• Required task
Using the records provided below, locate and copy each line that contains the word "color".

Figure record extracts:
────────────────────

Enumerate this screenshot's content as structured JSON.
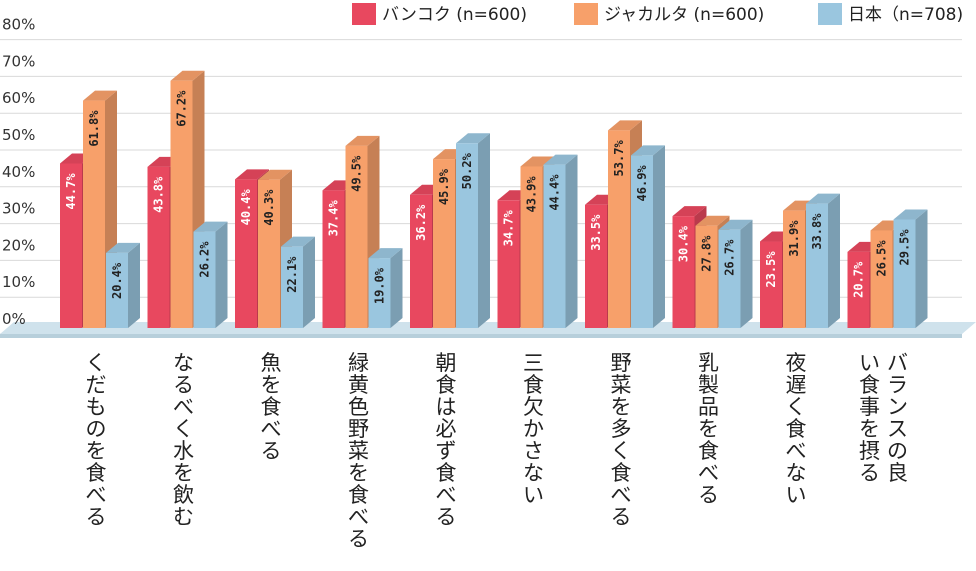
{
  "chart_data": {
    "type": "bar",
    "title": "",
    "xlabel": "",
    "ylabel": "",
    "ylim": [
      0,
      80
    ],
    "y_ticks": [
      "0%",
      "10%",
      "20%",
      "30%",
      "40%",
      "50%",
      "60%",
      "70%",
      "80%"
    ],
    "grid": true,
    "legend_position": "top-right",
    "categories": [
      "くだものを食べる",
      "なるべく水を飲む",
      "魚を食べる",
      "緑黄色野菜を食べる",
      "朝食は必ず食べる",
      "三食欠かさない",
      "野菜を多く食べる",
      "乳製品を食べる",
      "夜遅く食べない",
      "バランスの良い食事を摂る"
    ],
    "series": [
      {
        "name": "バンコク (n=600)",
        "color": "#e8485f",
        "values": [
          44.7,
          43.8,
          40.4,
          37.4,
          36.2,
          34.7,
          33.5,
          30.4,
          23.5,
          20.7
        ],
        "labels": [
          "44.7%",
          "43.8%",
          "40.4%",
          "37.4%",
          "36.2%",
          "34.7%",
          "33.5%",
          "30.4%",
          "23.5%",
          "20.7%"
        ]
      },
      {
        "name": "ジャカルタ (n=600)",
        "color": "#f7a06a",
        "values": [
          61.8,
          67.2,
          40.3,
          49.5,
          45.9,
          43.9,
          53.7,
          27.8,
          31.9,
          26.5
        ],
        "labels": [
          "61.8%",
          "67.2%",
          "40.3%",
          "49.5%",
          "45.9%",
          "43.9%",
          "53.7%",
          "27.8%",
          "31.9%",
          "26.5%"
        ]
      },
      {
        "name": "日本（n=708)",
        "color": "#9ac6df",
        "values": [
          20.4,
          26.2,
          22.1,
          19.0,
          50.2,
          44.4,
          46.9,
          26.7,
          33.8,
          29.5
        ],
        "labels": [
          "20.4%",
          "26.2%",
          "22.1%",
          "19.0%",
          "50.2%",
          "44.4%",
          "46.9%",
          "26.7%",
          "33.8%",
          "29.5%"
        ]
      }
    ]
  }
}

────────────────────

• Solution to the problem
        "color": "#e8485f",
        "color": "#f7a06a",
        "color": "#9ac6df",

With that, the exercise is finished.